──────── GIVEN INFORMATION

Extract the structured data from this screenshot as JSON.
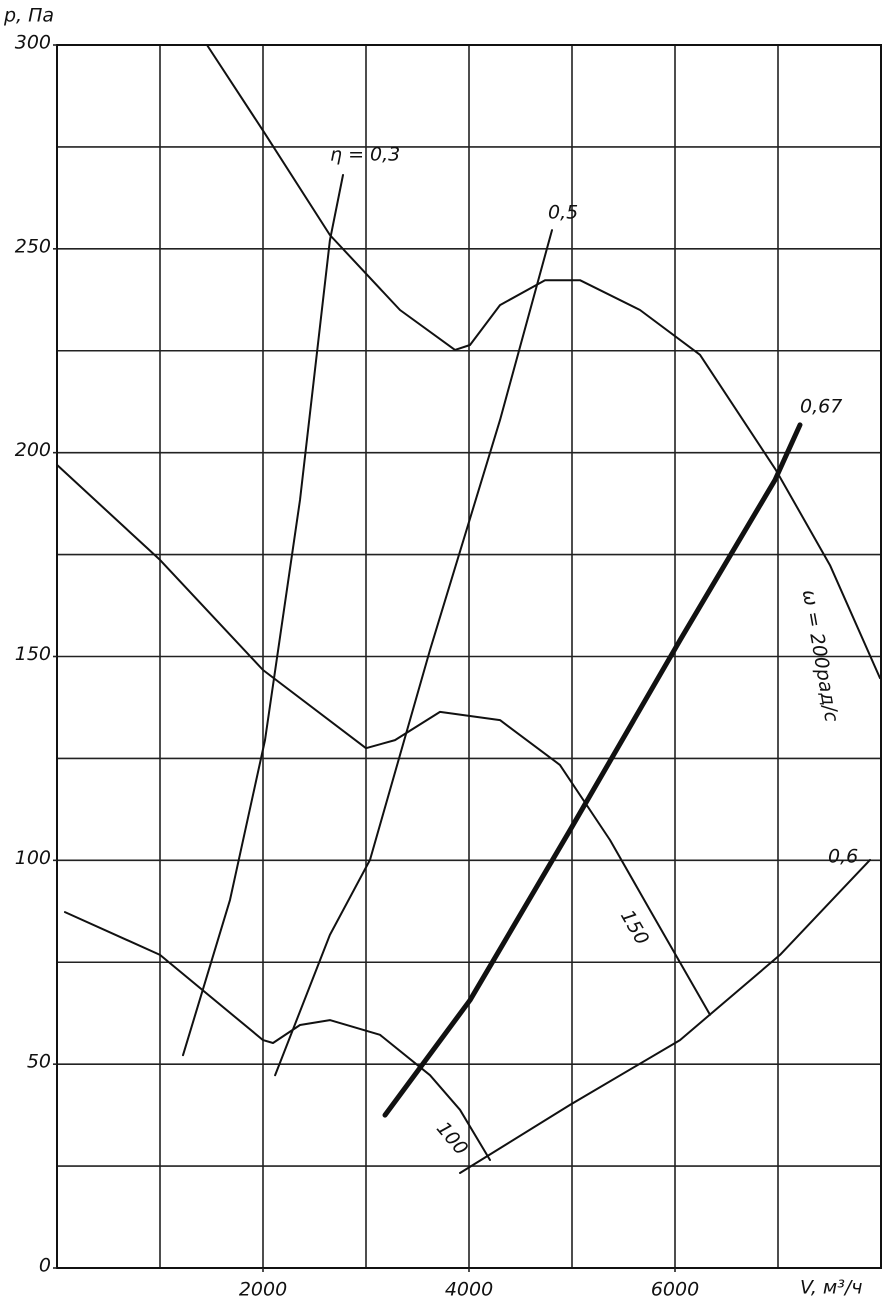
{
  "chart_data": {
    "type": "line",
    "y_label": "p, Па",
    "x_label": "V, м³/ч",
    "xlim": [
      0,
      8000
    ],
    "ylim": [
      0,
      300
    ],
    "xticks": [
      2000,
      4000,
      6000
    ],
    "yticks": [
      0,
      50,
      100,
      150,
      200,
      250,
      300
    ],
    "xgrid": [
      1000,
      2000,
      3000,
      4000,
      5000,
      6000,
      7000
    ],
    "ygrid": [
      25,
      50,
      75,
      100,
      125,
      150,
      175,
      200,
      225,
      250,
      275
    ],
    "series": [
      {
        "name": "ω = 200рад/с",
        "color": "#111",
        "line_width": 2,
        "x": [
          1456,
          2000,
          2650,
          3330,
          3864,
          4010,
          4301,
          4738,
          5078,
          5660,
          6243,
          6981,
          7505,
          7990
        ],
        "values": [
          300,
          279,
          253.4,
          235,
          225.2,
          226.4,
          236.2,
          242.3,
          242.3,
          235,
          224,
          195.7,
          172.4,
          144.7
        ]
      },
      {
        "name": "150",
        "color": "#111",
        "line_width": 2,
        "x": [
          0,
          1000,
          2000,
          3000,
          3282,
          3718,
          4301,
          4883,
          5369,
          5757,
          6340
        ],
        "values": [
          197,
          173.7,
          146.7,
          127.5,
          129.5,
          136.4,
          134.4,
          123.4,
          105,
          87.8,
          62.1
        ]
      },
      {
        "name": "100",
        "color": "#111",
        "line_width": 2,
        "x": [
          78,
          1000,
          2000,
          2097,
          2359,
          2650,
          3136,
          3621,
          3913,
          4204
        ],
        "values": [
          87.3,
          76.8,
          55.9,
          55.2,
          59.6,
          60.8,
          57.2,
          47.3,
          38.8,
          26.5
        ]
      },
      {
        "name": "η = 0,3",
        "color": "#111",
        "line_width": 2,
        "x": [
          1223,
          1680,
          2019,
          2359,
          2650,
          2777
        ],
        "values": [
          52.2,
          90.3,
          129.5,
          188.4,
          252.1,
          268.1
        ]
      },
      {
        "name": "0,5",
        "color": "#111",
        "line_width": 2,
        "x": [
          2117,
          2650,
          3039,
          3621,
          4301,
          4806
        ],
        "values": [
          47.3,
          81.7,
          100.1,
          151.6,
          208,
          254.6
        ]
      },
      {
        "name": "0,67",
        "color": "#111",
        "line_width": 5,
        "x": [
          3184,
          4010,
          4981,
          6049,
          6971,
          7214
        ],
        "values": [
          37.5,
          65.7,
          107.4,
          154,
          193.3,
          206.8
        ]
      },
      {
        "name": "0,6",
        "color": "#111",
        "line_width": 2,
        "x": [
          3913,
          4981,
          6049,
          7019,
          7893
        ],
        "values": [
          23.3,
          40,
          55.9,
          76.8,
          100.1
        ]
      }
    ]
  }
}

────────────────

WHAT IS EXPECTED: Each line of the data should be quoted exactly, with pictures left out.

RESPONSE:
Extract the structured data from this screenshot as JSON.
{
  "chart_data": {
    "type": "line",
    "y_label": "p, Па",
    "x_label": "V, м³/ч",
    "xlim": [
      0,
      8000
    ],
    "ylim": [
      0,
      300
    ],
    "xticks": [
      2000,
      4000,
      6000
    ],
    "yticks": [
      0,
      50,
      100,
      150,
      200,
      250,
      300
    ],
    "xgrid": [
      1000,
      2000,
      3000,
      4000,
      5000,
      6000,
      7000
    ],
    "ygrid": [
      25,
      50,
      75,
      100,
      125,
      150,
      175,
      200,
      225,
      250,
      275
    ],
    "series": [
      {
        "name": "ω = 200рад/с",
        "color": "#111",
        "line_width": 2,
        "x": [
          1456,
          2000,
          2650,
          3330,
          3864,
          4010,
          4301,
          4738,
          5078,
          5660,
          6243,
          6981,
          7505,
          7990
        ],
        "values": [
          300,
          279,
          253.4,
          235,
          225.2,
          226.4,
          236.2,
          242.3,
          242.3,
          235,
          224,
          195.7,
          172.4,
          144.7
        ]
      },
      {
        "name": "150",
        "color": "#111",
        "line_width": 2,
        "x": [
          0,
          1000,
          2000,
          3000,
          3282,
          3718,
          4301,
          4883,
          5369,
          5757,
          6340
        ],
        "values": [
          197,
          173.7,
          146.7,
          127.5,
          129.5,
          136.4,
          134.4,
          123.4,
          105,
          87.8,
          62.1
        ]
      },
      {
        "name": "100",
        "color": "#111",
        "line_width": 2,
        "x": [
          78,
          1000,
          2000,
          2097,
          2359,
          2650,
          3136,
          3621,
          3913,
          4204
        ],
        "values": [
          87.3,
          76.8,
          55.9,
          55.2,
          59.6,
          60.8,
          57.2,
          47.3,
          38.8,
          26.5
        ]
      },
      {
        "name": "η = 0,3",
        "color": "#111",
        "line_width": 2,
        "x": [
          1223,
          1680,
          2019,
          2359,
          2650,
          2777
        ],
        "values": [
          52.2,
          90.3,
          129.5,
          188.4,
          252.1,
          268.1
        ]
      },
      {
        "name": "0,5",
        "color": "#111",
        "line_width": 2,
        "x": [
          2117,
          2650,
          3039,
          3621,
          4301,
          4806
        ],
        "values": [
          47.3,
          81.7,
          100.1,
          151.6,
          208,
          254.6
        ]
      },
      {
        "name": "0,67",
        "color": "#111",
        "line_width": 5,
        "x": [
          3184,
          4010,
          4981,
          6049,
          6971,
          7214
        ],
        "values": [
          37.5,
          65.7,
          107.4,
          154,
          193.3,
          206.8
        ]
      },
      {
        "name": "0,6",
        "color": "#111",
        "line_width": 2,
        "x": [
          3913,
          4981,
          6049,
          7019,
          7893
        ],
        "values": [
          23.3,
          40,
          55.9,
          76.8,
          100.1
        ]
      }
    ]
  }
}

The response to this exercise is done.